**** Data provided ****

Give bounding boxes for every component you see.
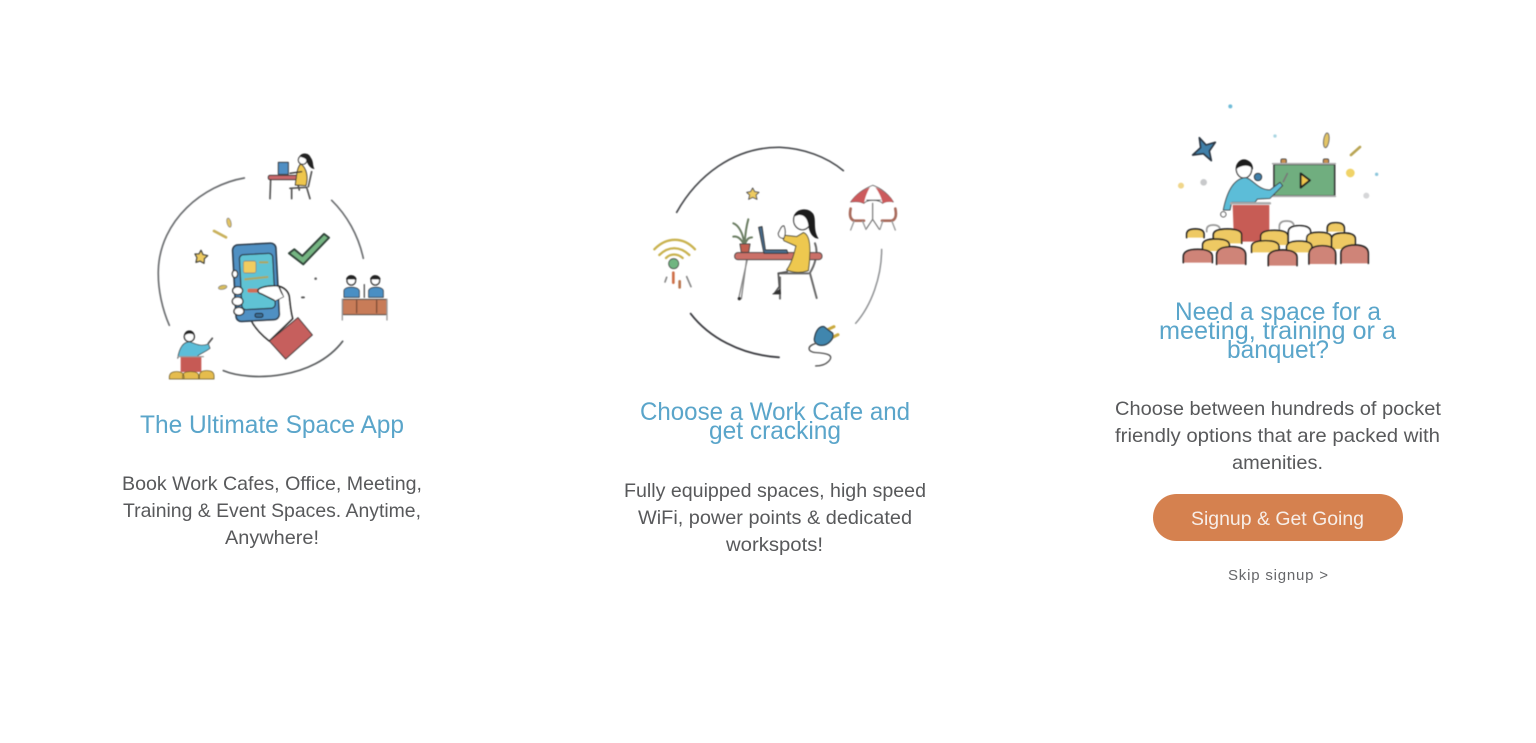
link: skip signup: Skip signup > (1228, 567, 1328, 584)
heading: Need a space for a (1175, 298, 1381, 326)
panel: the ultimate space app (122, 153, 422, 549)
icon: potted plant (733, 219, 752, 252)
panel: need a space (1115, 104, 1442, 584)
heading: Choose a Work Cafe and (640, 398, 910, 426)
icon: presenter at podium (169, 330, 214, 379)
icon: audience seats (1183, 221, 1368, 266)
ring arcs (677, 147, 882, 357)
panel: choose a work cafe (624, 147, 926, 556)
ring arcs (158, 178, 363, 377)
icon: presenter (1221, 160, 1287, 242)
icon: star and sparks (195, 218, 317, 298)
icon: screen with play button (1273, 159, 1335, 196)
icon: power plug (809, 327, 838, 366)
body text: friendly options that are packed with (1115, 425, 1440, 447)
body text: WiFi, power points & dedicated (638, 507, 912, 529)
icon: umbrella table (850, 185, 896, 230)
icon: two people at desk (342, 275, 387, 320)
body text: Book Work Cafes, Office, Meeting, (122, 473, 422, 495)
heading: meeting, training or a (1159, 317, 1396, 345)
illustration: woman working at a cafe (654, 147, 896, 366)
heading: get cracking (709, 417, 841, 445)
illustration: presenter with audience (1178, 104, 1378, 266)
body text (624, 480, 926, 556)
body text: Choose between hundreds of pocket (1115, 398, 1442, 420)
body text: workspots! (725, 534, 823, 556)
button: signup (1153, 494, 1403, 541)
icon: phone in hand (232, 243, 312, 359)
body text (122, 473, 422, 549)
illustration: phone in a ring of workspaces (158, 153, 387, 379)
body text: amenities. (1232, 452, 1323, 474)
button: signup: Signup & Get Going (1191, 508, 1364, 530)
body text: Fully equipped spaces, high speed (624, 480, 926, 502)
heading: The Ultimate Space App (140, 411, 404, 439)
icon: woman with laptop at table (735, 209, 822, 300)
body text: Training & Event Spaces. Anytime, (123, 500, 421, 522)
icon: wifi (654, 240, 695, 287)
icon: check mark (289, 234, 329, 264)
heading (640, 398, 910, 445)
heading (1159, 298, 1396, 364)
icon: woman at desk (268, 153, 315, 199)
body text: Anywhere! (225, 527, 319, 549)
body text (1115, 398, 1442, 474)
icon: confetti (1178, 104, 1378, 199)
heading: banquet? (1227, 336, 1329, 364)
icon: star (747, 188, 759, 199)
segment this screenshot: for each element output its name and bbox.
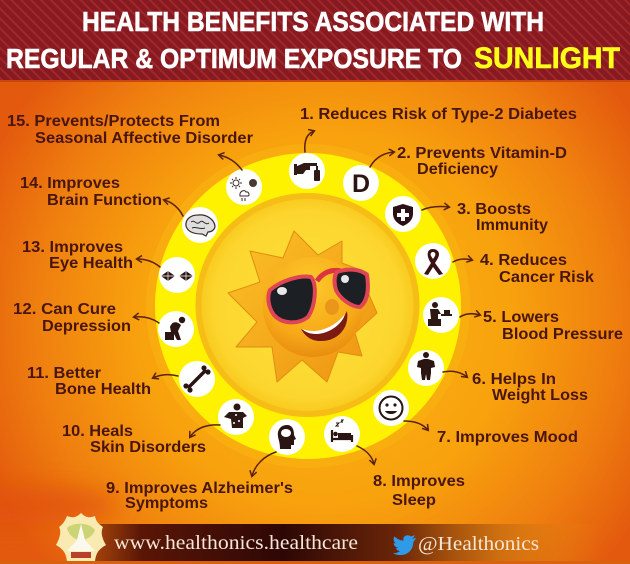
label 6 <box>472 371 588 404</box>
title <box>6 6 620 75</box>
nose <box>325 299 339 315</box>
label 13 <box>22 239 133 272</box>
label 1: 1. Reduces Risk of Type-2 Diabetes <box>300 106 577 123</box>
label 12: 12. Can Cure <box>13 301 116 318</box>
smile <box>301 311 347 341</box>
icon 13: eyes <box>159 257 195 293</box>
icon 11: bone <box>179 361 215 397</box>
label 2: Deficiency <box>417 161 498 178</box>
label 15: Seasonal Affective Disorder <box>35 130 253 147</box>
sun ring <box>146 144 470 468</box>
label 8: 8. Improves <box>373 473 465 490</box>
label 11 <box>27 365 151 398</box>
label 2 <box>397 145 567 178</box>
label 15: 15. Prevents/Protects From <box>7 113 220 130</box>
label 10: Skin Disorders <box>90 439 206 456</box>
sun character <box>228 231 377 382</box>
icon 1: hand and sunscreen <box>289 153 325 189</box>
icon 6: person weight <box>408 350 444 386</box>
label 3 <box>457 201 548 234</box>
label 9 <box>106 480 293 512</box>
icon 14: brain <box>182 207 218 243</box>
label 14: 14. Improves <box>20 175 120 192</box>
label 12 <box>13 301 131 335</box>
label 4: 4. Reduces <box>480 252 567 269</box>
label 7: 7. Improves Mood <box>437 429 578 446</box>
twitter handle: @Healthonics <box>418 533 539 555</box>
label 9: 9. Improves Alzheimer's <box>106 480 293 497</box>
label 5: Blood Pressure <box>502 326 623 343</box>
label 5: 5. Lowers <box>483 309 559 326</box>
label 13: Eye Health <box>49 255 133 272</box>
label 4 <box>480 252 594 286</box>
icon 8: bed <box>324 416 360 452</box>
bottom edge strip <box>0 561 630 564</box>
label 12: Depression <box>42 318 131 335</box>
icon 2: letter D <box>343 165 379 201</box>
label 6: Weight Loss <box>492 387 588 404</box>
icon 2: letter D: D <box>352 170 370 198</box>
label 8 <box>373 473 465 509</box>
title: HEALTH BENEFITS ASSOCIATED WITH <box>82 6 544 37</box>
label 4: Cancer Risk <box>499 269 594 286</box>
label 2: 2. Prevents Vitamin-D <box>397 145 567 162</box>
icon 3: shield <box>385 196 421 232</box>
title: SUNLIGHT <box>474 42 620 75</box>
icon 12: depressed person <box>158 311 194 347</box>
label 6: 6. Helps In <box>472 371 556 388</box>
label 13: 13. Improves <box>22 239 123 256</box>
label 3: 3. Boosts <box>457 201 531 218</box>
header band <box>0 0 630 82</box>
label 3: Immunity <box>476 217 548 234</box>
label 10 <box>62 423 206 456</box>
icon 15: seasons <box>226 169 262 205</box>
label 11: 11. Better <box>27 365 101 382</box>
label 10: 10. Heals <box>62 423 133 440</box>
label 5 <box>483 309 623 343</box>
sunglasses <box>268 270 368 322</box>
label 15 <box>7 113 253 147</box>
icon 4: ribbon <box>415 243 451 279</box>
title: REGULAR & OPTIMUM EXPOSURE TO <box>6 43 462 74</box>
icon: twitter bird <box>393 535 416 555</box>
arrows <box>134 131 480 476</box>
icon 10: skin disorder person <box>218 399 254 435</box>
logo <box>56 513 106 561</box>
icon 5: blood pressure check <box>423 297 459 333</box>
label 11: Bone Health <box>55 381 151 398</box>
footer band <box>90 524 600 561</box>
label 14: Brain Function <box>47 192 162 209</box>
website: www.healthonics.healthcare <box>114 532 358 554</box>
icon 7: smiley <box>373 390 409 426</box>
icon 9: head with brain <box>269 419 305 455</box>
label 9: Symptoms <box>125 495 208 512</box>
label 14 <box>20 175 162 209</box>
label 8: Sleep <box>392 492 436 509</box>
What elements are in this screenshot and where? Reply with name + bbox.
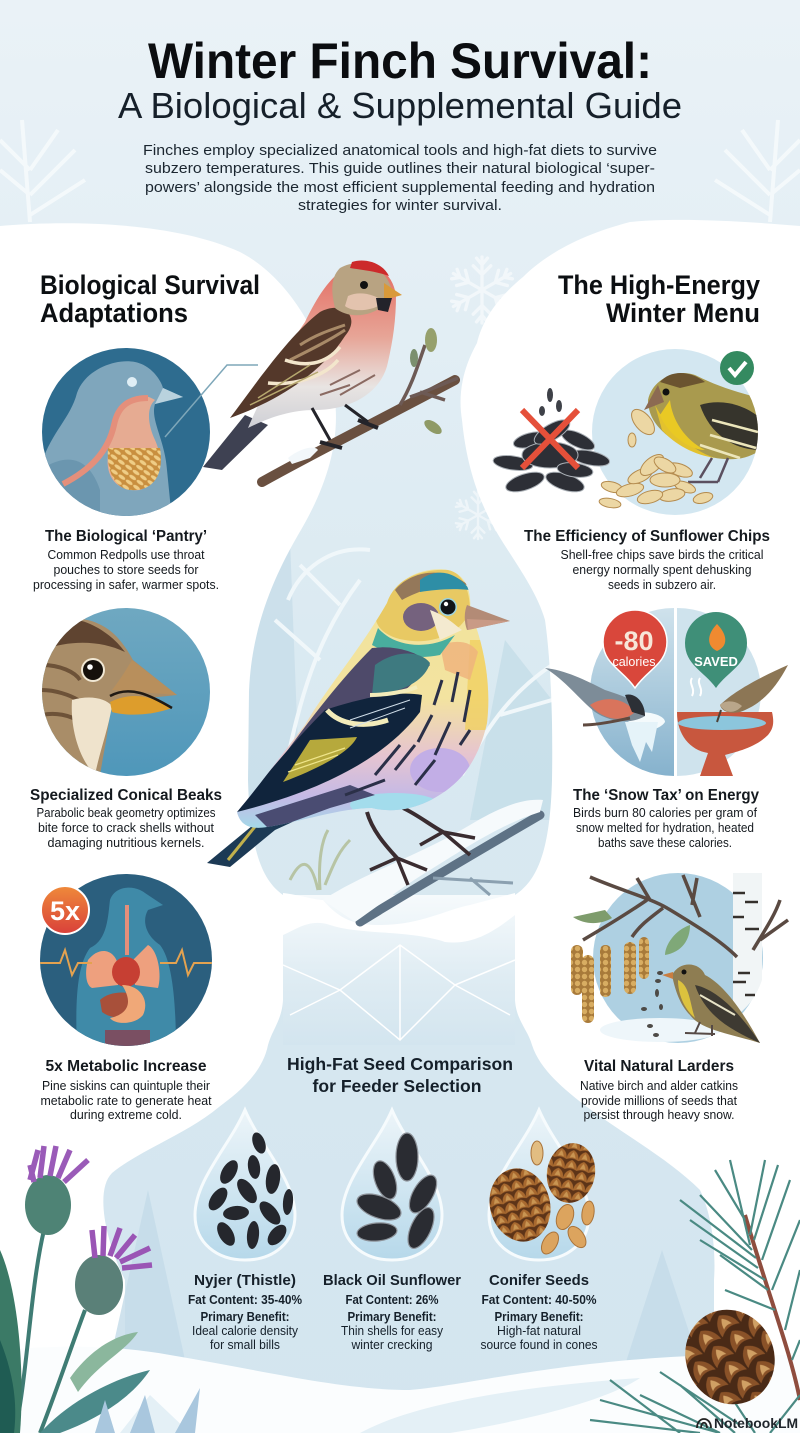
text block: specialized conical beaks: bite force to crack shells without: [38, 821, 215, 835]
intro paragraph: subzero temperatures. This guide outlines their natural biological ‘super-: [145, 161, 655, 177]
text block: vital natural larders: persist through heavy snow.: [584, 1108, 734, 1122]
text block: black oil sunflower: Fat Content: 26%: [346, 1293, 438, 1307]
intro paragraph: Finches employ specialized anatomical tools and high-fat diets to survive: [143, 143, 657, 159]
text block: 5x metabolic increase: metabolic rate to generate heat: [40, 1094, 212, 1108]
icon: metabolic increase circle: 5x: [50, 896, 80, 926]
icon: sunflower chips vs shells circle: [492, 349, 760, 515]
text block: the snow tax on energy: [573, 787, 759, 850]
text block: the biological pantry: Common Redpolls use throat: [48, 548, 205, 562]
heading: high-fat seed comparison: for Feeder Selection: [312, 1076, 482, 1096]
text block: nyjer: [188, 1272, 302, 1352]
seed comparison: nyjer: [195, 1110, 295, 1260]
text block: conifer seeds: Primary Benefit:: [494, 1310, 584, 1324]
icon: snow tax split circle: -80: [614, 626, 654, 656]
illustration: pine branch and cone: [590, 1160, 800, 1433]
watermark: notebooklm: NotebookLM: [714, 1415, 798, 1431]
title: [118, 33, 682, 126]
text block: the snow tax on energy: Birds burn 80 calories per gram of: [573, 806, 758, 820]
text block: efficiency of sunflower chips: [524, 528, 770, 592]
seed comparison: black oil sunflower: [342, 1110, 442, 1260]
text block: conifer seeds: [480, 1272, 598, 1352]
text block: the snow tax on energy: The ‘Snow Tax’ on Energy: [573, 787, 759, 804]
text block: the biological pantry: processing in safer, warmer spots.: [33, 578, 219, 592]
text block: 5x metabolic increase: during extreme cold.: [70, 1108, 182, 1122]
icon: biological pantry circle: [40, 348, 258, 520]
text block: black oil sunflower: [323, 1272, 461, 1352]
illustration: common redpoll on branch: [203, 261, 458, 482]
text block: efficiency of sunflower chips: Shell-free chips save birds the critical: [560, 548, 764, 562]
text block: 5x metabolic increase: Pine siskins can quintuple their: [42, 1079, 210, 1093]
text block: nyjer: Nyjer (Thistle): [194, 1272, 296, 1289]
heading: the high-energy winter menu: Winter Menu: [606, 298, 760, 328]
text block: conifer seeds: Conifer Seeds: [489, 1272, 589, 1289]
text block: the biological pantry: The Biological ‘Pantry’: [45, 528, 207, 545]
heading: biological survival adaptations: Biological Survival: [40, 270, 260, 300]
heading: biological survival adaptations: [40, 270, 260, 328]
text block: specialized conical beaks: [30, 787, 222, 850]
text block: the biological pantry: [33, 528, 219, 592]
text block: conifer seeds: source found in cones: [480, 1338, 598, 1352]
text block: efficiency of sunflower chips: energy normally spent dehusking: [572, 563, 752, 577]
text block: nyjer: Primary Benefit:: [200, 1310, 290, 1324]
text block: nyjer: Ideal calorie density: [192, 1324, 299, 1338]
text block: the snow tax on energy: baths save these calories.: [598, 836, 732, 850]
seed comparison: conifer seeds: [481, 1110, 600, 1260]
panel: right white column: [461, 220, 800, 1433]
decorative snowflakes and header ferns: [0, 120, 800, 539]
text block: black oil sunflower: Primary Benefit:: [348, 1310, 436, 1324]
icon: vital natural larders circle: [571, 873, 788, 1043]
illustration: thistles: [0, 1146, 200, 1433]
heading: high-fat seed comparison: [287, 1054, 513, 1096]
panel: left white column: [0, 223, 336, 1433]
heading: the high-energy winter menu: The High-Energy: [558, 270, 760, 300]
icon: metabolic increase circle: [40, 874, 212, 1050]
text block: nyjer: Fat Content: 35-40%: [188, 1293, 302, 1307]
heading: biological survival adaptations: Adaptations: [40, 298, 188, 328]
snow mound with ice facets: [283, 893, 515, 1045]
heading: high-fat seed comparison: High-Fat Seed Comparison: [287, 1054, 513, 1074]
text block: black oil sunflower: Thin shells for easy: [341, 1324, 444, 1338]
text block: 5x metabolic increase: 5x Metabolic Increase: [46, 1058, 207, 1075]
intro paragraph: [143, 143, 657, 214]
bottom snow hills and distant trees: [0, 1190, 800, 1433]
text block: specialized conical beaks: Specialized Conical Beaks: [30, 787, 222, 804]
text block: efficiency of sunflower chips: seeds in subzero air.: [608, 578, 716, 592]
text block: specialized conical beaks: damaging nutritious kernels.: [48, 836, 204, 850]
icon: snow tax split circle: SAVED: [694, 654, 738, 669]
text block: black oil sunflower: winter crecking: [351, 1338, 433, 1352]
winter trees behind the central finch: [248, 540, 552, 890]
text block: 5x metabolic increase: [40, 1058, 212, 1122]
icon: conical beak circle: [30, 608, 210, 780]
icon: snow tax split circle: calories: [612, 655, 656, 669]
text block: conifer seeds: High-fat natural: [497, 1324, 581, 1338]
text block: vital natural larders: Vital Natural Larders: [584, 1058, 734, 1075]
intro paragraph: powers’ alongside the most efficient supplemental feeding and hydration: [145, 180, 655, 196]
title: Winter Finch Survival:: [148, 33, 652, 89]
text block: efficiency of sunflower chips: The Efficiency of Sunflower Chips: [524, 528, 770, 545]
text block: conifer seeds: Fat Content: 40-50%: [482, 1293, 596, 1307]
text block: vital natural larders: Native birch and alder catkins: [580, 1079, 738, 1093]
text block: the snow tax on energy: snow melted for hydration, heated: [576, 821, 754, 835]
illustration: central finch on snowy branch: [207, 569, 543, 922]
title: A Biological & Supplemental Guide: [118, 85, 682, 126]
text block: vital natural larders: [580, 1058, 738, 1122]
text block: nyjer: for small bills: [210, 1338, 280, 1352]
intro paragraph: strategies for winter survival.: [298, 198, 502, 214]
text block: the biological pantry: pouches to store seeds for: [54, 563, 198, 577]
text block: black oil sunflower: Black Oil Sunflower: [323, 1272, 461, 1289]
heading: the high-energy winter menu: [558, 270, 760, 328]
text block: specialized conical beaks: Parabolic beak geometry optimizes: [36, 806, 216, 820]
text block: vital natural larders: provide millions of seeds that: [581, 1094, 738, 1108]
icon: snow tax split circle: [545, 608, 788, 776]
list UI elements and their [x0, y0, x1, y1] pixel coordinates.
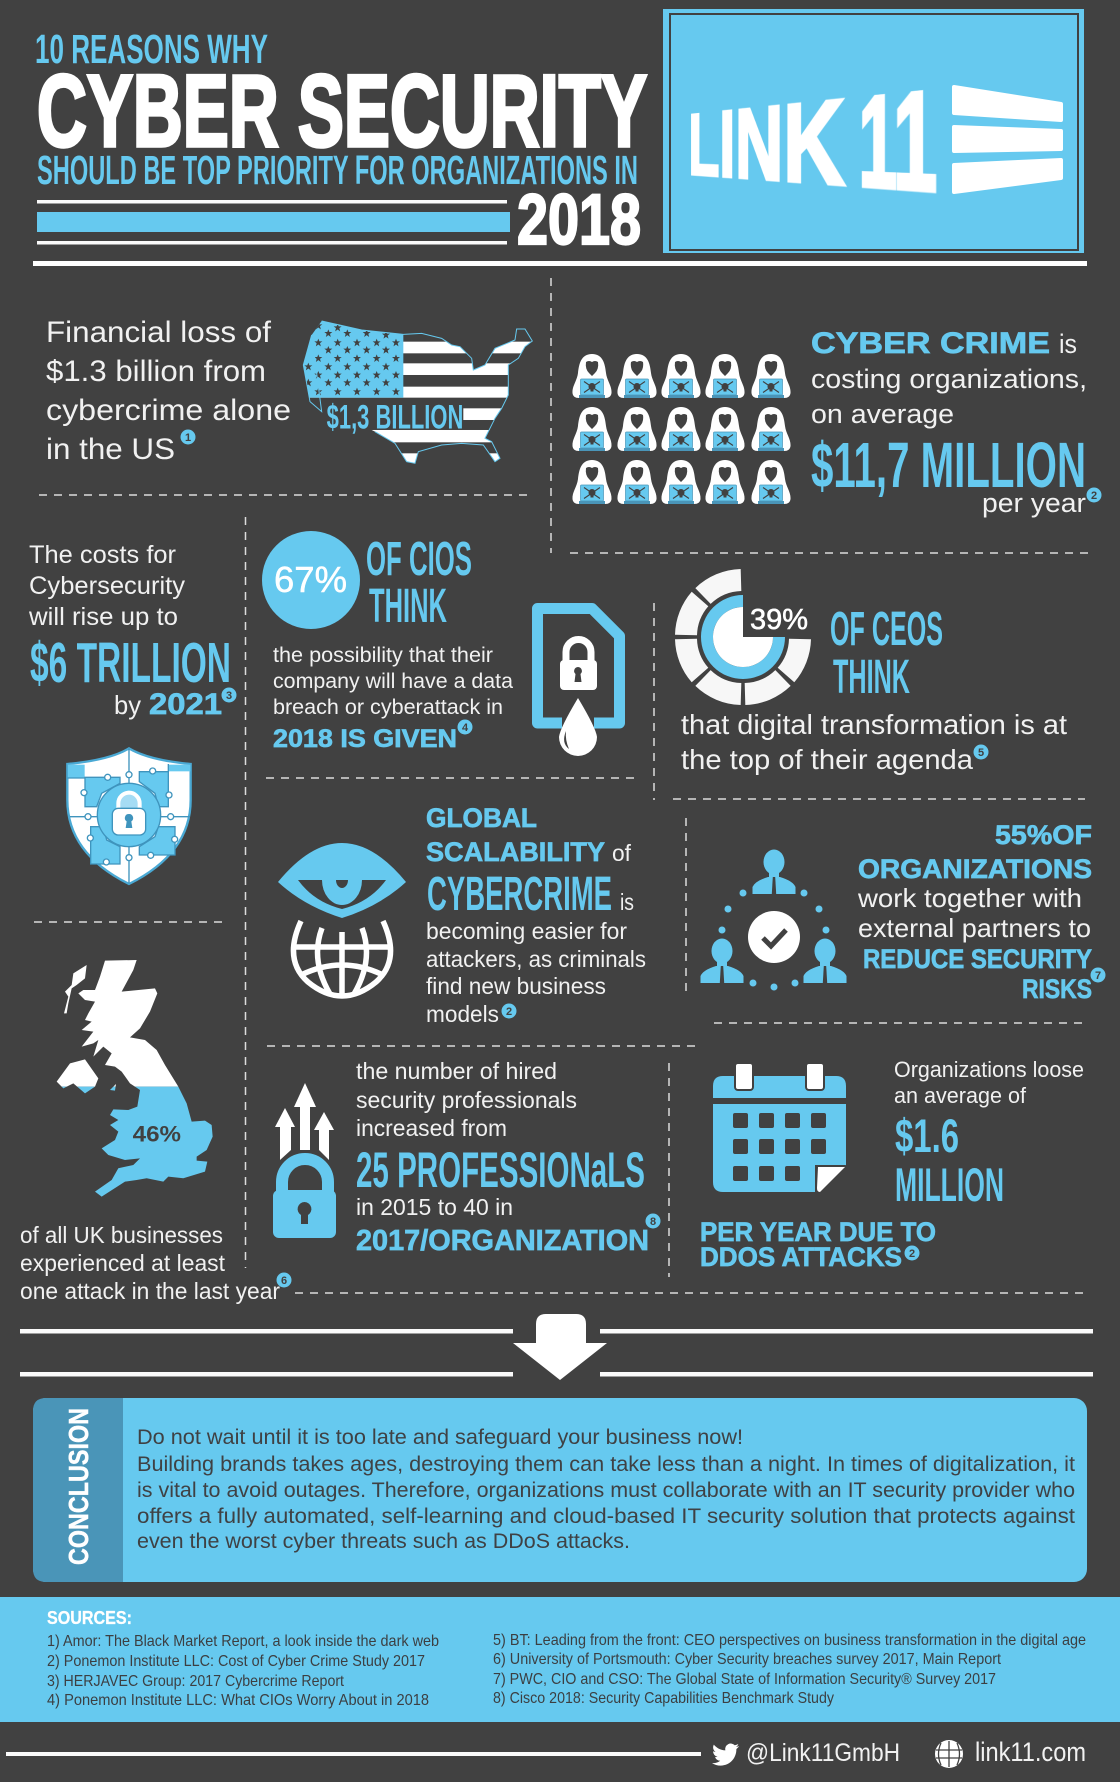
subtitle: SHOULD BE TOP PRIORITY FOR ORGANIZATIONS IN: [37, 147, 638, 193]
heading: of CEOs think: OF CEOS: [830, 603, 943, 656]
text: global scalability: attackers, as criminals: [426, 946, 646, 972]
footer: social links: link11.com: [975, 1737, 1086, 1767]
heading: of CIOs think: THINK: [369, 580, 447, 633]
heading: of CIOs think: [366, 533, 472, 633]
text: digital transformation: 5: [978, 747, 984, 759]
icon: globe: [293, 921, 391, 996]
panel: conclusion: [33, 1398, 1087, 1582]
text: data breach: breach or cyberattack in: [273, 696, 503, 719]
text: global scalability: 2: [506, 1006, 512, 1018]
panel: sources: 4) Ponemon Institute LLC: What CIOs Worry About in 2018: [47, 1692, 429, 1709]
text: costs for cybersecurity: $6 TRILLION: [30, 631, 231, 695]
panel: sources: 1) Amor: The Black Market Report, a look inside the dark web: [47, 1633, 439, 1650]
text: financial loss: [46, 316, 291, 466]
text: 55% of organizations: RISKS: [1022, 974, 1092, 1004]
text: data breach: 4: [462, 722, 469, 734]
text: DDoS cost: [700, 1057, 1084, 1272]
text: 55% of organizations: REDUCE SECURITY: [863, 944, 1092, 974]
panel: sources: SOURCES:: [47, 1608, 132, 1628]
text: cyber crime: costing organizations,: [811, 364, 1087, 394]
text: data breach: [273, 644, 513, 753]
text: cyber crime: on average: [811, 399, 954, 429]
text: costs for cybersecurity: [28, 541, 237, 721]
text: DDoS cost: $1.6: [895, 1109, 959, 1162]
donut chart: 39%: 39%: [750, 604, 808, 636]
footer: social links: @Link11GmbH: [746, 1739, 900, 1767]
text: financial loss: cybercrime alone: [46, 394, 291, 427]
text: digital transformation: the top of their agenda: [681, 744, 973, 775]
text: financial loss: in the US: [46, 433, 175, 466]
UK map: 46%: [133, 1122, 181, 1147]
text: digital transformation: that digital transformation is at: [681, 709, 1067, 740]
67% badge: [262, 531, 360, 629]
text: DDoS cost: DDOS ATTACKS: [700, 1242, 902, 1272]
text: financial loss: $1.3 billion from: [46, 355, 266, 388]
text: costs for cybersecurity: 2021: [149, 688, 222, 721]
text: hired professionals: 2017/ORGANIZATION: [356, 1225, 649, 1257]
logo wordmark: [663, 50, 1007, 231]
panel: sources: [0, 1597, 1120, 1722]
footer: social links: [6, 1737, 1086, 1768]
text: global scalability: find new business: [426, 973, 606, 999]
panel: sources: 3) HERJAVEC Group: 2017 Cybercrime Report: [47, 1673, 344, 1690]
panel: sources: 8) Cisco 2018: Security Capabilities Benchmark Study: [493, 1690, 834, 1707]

****

* **What to do**
Convert the lines from the one containing "subtitle: SHOULD BE" up to and including the one containing "panel: sources: 4)" into a Markdown table with the columns "Row" and "Entry", numbering each line and omitting any blank lines.

* **Solution to this problem**
| Row | Entry |
|---|---|
| 1 | subtitle: SHOULD BE TOP PRIORITY FOR ORGANIZATIONS IN: [37, 147, 638, 193] |
| 2 | heading: of CEOs think: OF CEOS: [830, 603, 943, 656] |
| 3 | text: global scalability: attackers, as criminals: [426, 946, 646, 972] |
| 4 | footer: social links: link11.com: [975, 1737, 1086, 1767] |
| 5 | heading: of CIOs think: THINK: [369, 580, 447, 633] |
| 6 | heading: of CIOs think: [366, 533, 472, 633] |
| 7 | text: digital transformation: 5: [978, 747, 984, 759] |
| 8 | icon: globe: [293, 921, 391, 996] |
| 9 | panel: conclusion: [33, 1398, 1087, 1582] |
| 10 | text: data breach: breach or cyberattack in: [273, 696, 503, 719] |
| 11 | text: global scalability: 2: [506, 1006, 512, 1018] |
| 12 | panel: sources: 4) Ponemon Institute LLC: What CIOs Worry About in 2018: [47, 1692, 429, 1709] |